╭─ Given data

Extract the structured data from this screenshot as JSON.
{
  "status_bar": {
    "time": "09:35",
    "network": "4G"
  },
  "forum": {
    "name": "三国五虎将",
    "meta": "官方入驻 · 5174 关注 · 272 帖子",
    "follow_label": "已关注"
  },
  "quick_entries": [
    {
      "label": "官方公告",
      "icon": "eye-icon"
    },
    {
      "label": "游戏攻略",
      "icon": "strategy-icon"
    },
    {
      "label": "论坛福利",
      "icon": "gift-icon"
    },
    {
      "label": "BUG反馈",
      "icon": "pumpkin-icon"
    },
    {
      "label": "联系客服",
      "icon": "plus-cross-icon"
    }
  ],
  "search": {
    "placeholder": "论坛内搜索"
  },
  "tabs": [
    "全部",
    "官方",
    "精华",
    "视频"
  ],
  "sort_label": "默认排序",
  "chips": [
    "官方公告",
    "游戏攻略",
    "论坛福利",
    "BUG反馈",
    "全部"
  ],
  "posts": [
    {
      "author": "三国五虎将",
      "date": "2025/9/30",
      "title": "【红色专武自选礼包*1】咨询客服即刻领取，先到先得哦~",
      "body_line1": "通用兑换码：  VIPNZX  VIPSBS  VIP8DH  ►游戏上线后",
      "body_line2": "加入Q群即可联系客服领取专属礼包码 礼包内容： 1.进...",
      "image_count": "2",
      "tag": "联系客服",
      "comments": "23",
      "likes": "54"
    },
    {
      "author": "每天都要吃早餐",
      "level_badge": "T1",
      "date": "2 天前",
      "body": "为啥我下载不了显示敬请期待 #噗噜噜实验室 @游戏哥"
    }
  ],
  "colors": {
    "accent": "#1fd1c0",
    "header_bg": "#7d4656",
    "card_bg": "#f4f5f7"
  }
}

╰─

### Exercise
From the data above, extract every line in its exact form.

### Exercise answer
Extract the structured data from this screenshot as JSON.
{
  "status_bar": {
    "time": "09:35",
    "network": "4G"
  },
  "forum": {
    "name": "三国五虎将",
    "meta": "官方入驻 · 5174 关注 · 272 帖子",
    "follow_label": "已关注"
  },
  "quick_entries": [
    {
      "label": "官方公告",
      "icon": "eye-icon"
    },
    {
      "label": "游戏攻略",
      "icon": "strategy-icon"
    },
    {
      "label": "论坛福利",
      "icon": "gift-icon"
    },
    {
      "label": "BUG反馈",
      "icon": "pumpkin-icon"
    },
    {
      "label": "联系客服",
      "icon": "plus-cross-icon"
    }
  ],
  "search": {
    "placeholder": "论坛内搜索"
  },
  "tabs": [
    "全部",
    "官方",
    "精华",
    "视频"
  ],
  "sort_label": "默认排序",
  "chips": [
    "官方公告",
    "游戏攻略",
    "论坛福利",
    "BUG反馈",
    "全部"
  ],
  "posts": [
    {
      "author": "三国五虎将",
      "date": "2025/9/30",
      "title": "【红色专武自选礼包*1】咨询客服即刻领取，先到先得哦~",
      "body_line1": "通用兑换码：  VIPNZX  VIPSBS  VIP8DH  ►游戏上线后",
      "body_line2": "加入Q群即可联系客服领取专属礼包码 礼包内容： 1.进...",
      "image_count": "2",
      "tag": "联系客服",
      "comments": "23",
      "likes": "54"
    },
    {
      "author": "每天都要吃早餐",
      "level_badge": "T1",
      "date": "2 天前",
      "body": "为啥我下载不了显示敬请期待 #噗噜噜实验室 @游戏哥"
    }
  ],
  "colors": {
    "accent": "#1fd1c0",
    "header_bg": "#7d4656",
    "card_bg": "#f4f5f7"
  }
}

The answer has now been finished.